According to the polyester excerpt, what range of values can z take in the general structure of linear homopolyesters?
Begin Extract to read
According to the Flory Stockmayer kinetics, the "functionality" of
the polycarboxylic acid monomers (number of acid groups per monomer
molecule) and the "functionality" of the polyhydroxy containing
monomers (number of hydroxyl groups per monomer molecule) and their
respective concentrations, will determine the configuration of the
polymer (linear, branched, star, slightly crosslinked or fully
crosslinked). All these configurations can be hydrolyzed or
"degraded" to carboxylic acid monomers, and therefore can be
considered as polymeric acid precursors. As a particular case
example, not willing to be comprehensive of all the possible
polyester structures one can consider, but just to provide an
indication of the general structure of the most simple case one can
encounter, the general structure for the linear homopolyesters
is:
H--{O--R1-O--C.dbd.O--R2-C.dbd.O}z-OH
where, [0098] R1 and R2, are linear alkyl, branched alkyl, aryl,
alkylaryl groups; and [0099] z is an integer between 2 and
50,000.
[0100] Other examples of suitable polymeric acid precursors are the
polyesters derived from phtalic acid derivatives such as
polyethylenetherephthalate (PET), polybutylentetherephthalate
(PBT), polyethylenenaphthalate (PEN), and the like.
[0101] In the appropriate conditions (pH, temperature, water
content) polyesters like those described herein can "hydrolyze" and
"degrade" to yield polycarboxylic acids and polyhydroxy compounds,
irrespective of the original polyester being synthesized from
either one of the polycarboxylic acid derivatives listed above. The
polycarboxylic acid compounds the polymer degradation process will
yield are also considered monomeric acids.
[0102] Other examples of polymer materials that may be used are
those obtained by the polymerization of sulfonic acid derivatives
with polyhydroxy compounds, such as polysulphones or phosphoric
acid derivatives with polyhydroxy compounds, such as
polyphosphates.
End Extract to read
Begin Data extract
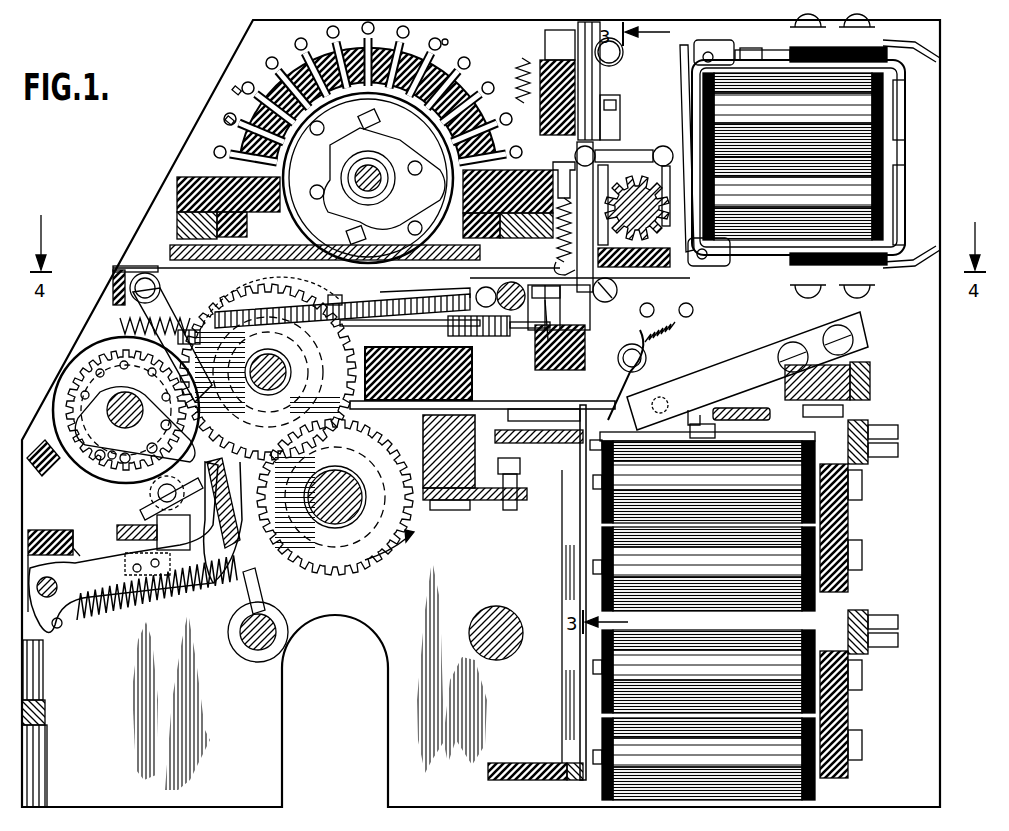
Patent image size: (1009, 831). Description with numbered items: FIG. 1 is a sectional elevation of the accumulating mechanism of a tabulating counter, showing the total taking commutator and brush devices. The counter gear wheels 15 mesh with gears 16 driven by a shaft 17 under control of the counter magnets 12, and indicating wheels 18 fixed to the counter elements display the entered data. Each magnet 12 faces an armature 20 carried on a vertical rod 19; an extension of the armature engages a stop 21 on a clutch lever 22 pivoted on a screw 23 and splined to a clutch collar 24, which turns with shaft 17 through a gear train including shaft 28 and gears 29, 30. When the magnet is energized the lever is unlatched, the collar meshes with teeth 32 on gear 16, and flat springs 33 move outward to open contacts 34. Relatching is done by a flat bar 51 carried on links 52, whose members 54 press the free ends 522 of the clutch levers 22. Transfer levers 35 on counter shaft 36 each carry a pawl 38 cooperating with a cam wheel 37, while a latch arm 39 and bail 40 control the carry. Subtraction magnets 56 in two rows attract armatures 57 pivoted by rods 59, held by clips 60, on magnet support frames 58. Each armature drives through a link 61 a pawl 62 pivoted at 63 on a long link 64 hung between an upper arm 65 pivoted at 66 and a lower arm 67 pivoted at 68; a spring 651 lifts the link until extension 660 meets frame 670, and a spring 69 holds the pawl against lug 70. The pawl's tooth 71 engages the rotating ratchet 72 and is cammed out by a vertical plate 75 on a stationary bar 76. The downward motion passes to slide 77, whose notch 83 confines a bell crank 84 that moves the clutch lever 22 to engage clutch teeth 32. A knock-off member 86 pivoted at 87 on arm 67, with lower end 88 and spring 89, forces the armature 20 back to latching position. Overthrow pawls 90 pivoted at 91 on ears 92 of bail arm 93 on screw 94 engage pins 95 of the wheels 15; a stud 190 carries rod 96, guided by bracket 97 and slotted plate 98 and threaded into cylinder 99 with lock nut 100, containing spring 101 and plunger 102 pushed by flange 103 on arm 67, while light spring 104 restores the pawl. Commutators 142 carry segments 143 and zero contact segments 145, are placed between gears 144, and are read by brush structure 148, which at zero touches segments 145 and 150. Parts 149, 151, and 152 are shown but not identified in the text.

The counter magnet 12 is at (745, 610).
The accumulating gear wheel 15 is at (65, 378).
The gear 16 is at (240, 300).
The shaft 17 is at (250, 362).
The indicating wheel 18 is at (52, 405).
The vertical rod 19 is at (562, 598).
The armature 20 is at (580, 535).
The stop 21 is at (508, 415).
The clutch lever 22 is at (488, 401).
The screw 23 is at (423, 436).
The clutch collar 24 is at (290, 350).
The shaft 28 is at (400, 540).
The gear 29 is at (312, 566).
The gear 30 is at (262, 508).
The clutch teeth 32 is at (262, 395).
The flat spring 33 is at (735, 360).
The contacts 34 is at (660, 442).
The transfer lever 35 is at (150, 540).
The counter shaft 36 is at (130, 395).
The counter cam wheel 37 is at (85, 480).
The pawl 38 is at (228, 452).
The latch arm 39 is at (225, 553).
The bail 40 is at (117, 526).
The flat bar 51 is at (745, 420).
The link 52 is at (805, 417).
The member 54 is at (700, 422).
The subtraction magnet 56 is at (795, 156).
The armature 57 is at (684, 90).
The magnet support frame 58 is at (905, 92).
The pivot rod 59 is at (708, 55).
The removable clip 60 is at (762, 62).
The link 61 is at (660, 138).
The pawl 62 is at (600, 152).
The pivot 63 is at (618, 290).
The long link 64 is at (618, 120).
The upper arm 65 is at (598, 50).
The pivot rod 66 is at (545, 55).
The lower arm 67 is at (559, 312).
The pivot rod 68 is at (535, 286).
The spring 69 is at (556, 250).
The lug 70 is at (560, 172).
The tooth 71 is at (606, 170).
The ratchet gear 72 is at (666, 168).
The vertical plate 75 is at (625, 232).
The stationary bar 76 is at (700, 268).
The slide 77 is at (650, 350).
The notch 83 is at (634, 372).
The bell crank 84 is at (585, 370).
The armature knock-off member 86 is at (694, 308).
The pivot 87 is at (650, 305).
The lower end 88 is at (612, 448).
The spring 89 is at (682, 322).
The overthrow preventing pawl 90 is at (168, 292).
The pivot 91 is at (145, 278).
The ear 92 is at (120, 268).
The bail arm 93 is at (112, 285).
The screw 94 is at (75, 350).
The pin 95 is at (82, 392).
The rod 96 is at (365, 304).
The bracket 97 is at (410, 320).
The slotted plate 98 is at (410, 292).
The cylinder 99 is at (485, 336).
The lock nut 100 is at (473, 316).
The spring 101 is at (484, 306).
The plunger 102 is at (530, 336).
The extending flange 103 is at (511, 308).
The light spring 104 is at (460, 365).
The commutator 142 is at (300, 62).
The segment 143 is at (440, 56).
The gear 144 is at (322, 291).
The zero contact segment 145 is at (250, 212).
The brush structure 148 is at (400, 190).
The block 149 is at (445, 228).
The segment 150 is at (505, 147).
The pin 151 is at (236, 88).
The bolt 152 is at (226, 118).
The stud 190 is at (190, 330).
The free end 522 is at (705, 440).
The spring 651 is at (515, 80).
The extension 660 is at (586, 110).
The frame 670 is at (592, 80).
End Data extract
▸ Correct response:
z is an integer between 2 and 50,000.